COLUMBUS — The Ohio Supreme Court on Tuesday agreed to hear whether the state’s execution protocol is invalid because it didn’t go through the proper rule-making procedures.
The court’s decision sets up another potential complication for Ohio’s death penalty, which has been under an effective moratorium since 2018 as state officials have struggled to find execution drugs.
By a 4-3 vote, the Supreme Court accepted two appeals filed respectively by the two Ohioans who are next on the state’s execution schedule: Lima native Cleveland Jackson and Cincinnati’s James O’Neal.
The appeals claim Ohio’s three-drug lethal-injection protocol is a rule and, under the law, all state-level rules must be first filed with the state legislature’s Joint Committee on Agency Rule Review, as well as either the secretary of state or with the director of the Legislative Service Commission.
Ohio’s execution protocol is invalid because it wasn’t filed with any of those bodies, attorneys for O’Neal and Jackson argue.

▸ SUPPLIED INFORMATION
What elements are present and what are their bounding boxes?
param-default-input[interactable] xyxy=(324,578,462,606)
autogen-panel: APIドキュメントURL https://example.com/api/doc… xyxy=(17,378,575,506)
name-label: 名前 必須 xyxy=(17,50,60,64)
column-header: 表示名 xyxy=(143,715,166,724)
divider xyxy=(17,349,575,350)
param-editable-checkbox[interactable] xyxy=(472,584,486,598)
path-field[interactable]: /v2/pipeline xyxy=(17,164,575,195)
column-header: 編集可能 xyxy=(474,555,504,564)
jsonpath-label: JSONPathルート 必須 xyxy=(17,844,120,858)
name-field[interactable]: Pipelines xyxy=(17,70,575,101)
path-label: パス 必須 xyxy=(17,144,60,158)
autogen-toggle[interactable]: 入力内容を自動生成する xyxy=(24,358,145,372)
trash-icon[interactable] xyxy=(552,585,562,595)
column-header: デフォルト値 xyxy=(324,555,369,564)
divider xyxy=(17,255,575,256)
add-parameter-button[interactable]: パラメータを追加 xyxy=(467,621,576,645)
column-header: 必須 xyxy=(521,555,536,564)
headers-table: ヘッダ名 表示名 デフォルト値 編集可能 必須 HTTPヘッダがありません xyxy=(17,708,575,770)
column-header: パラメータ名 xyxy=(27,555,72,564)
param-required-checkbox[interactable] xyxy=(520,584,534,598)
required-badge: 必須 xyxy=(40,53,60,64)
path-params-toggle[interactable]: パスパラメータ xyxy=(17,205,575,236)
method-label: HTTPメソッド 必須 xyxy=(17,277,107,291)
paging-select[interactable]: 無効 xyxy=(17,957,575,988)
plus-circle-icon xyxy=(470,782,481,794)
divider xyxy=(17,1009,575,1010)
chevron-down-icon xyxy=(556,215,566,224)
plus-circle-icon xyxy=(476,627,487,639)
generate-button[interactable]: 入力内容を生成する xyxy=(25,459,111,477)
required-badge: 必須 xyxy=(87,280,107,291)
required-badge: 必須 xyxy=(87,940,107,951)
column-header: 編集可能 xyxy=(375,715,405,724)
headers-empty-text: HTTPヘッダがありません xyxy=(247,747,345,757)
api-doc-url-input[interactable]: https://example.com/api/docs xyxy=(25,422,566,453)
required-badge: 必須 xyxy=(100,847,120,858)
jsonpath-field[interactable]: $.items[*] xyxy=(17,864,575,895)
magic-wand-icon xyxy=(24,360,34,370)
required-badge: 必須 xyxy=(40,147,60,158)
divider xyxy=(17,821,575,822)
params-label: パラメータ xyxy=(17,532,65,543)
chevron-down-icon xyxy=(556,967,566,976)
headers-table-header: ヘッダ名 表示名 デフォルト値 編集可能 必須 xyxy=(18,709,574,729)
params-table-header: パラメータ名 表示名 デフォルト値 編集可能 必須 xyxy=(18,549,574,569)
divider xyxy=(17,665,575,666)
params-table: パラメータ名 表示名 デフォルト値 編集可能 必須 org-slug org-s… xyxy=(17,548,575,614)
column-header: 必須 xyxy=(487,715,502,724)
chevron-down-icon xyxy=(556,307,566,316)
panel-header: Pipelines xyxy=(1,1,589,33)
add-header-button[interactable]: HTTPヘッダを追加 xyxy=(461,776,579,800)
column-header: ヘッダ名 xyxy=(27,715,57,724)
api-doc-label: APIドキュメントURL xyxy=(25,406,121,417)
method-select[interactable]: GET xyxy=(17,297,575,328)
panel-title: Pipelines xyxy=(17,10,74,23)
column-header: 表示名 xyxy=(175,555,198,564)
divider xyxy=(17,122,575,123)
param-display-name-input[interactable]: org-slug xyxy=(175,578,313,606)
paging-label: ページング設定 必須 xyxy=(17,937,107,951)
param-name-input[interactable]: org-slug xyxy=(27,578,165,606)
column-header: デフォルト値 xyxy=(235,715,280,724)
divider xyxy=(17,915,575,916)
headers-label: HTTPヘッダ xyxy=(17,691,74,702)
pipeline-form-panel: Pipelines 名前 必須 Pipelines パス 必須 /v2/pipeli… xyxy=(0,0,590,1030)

▸ EXERCISES TO COMPLETE
1 - In the article about Ohio's execution protocol, by what vote did the Supreme Court accept the two appeals?
2 - In the execution protocol article, switch every "appeals" to "petitions" and write out the passage that begins at the words "By a 4-3 vote, the" and stops after "Cincinnati’s James O’Neal.".
3 - Where does the article on the challenge to Ohio's execution protocol go next? Resume it after its final sentence.

▸ TASK RESPONSES
1 - 4-3

2 -
By a 4-3 vote, the Supreme Court accepted two petitions filed respectively by the two Ohioans who are next on the state’s execution schedule: Lima native Cleveland Jackson and Cincinnati’s James O’Neal.

3 -
Jackson was convicted of murdering 17-year-old Leneshia Williams and 3-year-old Jayla Grant in Lima during a 2002 apartment robbery. His execution date, which has been rescheduled six times, is currently set for June 15, 2023.
O’Neal, a Cincinnati man convicted of shooting his wife to death in 1993, is set to be put to death on Feb. 18, 2021.
Two lower courts previously sided against O’Neal and Jackson. The Tenth District Court of Appeals ruled that Ohio’s execution protocol isn’t a “rule” but rather “an order respecting the duties of employees.” Rules, the appeals court held, govern “day-to-day procedures or operations,” but executions do not occur on a daily basis.
In each of the two cases, Justices Michael Donnelly, Judith French, Sharon Kennedy, and Melody Stewart voted to accept the appeals. Donnelly and Stewart are the two Democrats on the court.
Chief Justice Maureen O’Connor, as well as Justices Pat Fischer and Pat DeWine, dissented.
Since taking office last year, Gov. Mike DeWine has frozen Ohio’s death penalty for a different reason: the state’s continuing problems with finding a pharmaceutical company willing to sell drugs for use in executions.
The governor has repeatedly expressed his concern that if companies find that Ohio used its drugs to put people to death, they will refuse to sell any of its drugs (not just the ones used in executions) to the state. That would endanger the ability of thousands of Ohioans - such as Medicaid recipients, state troopers, and prison inmates - to get drugs through state programs.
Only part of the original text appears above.